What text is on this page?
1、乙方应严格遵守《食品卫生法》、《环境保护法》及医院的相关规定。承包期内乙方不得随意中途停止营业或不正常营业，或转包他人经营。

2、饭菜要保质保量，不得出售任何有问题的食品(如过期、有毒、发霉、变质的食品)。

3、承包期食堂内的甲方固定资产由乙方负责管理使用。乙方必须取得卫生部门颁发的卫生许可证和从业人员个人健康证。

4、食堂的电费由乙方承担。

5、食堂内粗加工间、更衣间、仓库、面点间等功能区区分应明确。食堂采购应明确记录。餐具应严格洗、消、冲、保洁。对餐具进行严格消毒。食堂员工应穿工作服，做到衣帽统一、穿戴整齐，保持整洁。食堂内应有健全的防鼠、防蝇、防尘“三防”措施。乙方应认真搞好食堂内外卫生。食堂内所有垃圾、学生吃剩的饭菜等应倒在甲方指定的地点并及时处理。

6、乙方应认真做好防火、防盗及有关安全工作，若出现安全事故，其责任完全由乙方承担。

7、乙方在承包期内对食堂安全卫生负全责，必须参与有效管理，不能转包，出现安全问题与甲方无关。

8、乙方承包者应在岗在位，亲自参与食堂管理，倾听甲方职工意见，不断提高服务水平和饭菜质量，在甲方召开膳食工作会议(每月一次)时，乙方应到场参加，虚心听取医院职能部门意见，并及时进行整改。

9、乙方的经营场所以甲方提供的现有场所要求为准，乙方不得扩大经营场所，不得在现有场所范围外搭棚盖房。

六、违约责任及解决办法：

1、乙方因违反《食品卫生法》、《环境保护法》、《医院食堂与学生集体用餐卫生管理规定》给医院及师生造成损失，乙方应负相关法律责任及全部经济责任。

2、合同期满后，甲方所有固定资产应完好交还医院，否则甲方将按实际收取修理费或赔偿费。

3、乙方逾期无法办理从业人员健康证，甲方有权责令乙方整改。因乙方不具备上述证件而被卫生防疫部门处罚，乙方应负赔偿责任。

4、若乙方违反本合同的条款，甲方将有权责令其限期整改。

━━━━━━━━

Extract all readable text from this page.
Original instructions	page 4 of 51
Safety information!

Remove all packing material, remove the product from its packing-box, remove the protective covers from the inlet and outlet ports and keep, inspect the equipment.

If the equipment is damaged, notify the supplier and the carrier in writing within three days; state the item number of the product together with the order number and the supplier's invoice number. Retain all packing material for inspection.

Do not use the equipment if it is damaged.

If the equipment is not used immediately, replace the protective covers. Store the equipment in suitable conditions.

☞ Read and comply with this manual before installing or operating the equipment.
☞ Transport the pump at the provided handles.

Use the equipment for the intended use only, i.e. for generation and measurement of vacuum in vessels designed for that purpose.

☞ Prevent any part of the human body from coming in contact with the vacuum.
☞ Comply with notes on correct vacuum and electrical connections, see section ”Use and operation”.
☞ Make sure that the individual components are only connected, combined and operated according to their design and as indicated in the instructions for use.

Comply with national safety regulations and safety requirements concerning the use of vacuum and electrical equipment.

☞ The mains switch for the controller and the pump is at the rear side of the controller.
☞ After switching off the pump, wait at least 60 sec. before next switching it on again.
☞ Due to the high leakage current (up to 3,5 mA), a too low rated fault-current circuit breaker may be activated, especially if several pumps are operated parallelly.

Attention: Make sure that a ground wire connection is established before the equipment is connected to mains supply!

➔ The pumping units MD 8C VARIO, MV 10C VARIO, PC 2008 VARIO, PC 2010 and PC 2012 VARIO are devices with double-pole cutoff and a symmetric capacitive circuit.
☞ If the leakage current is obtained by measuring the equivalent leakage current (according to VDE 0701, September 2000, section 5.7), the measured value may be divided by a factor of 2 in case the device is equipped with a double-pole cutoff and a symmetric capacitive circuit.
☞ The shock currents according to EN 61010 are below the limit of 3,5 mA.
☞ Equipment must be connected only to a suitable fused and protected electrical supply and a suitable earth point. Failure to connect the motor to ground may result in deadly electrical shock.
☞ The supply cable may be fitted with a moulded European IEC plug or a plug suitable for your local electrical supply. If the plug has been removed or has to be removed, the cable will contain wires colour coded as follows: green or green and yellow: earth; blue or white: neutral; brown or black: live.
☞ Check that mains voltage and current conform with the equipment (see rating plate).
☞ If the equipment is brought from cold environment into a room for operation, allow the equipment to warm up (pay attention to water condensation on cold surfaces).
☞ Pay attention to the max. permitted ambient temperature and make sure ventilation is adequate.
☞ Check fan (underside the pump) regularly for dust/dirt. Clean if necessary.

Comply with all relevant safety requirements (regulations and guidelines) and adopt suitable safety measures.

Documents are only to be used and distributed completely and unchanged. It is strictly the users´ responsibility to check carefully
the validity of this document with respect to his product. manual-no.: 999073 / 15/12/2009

━━━━━━━━

(Exercise aim):
Return all lines containing the word "according".

(The solution):
☞ Make sure that the individual components are only connected, combined and operated according to their design and as indicated in the instructions for use.
☞ If the leakage current is obtained by measuring the equivalent leakage current (according to VDE 0701, September 2000, section 5.7), the measured value may be divided by a factor of 2 in case the device is equipped with a double-pole cutoff and a symmetric capacitive circuit.
☞ The shock currents according to EN 61010 are below the limit of 3,5 mA.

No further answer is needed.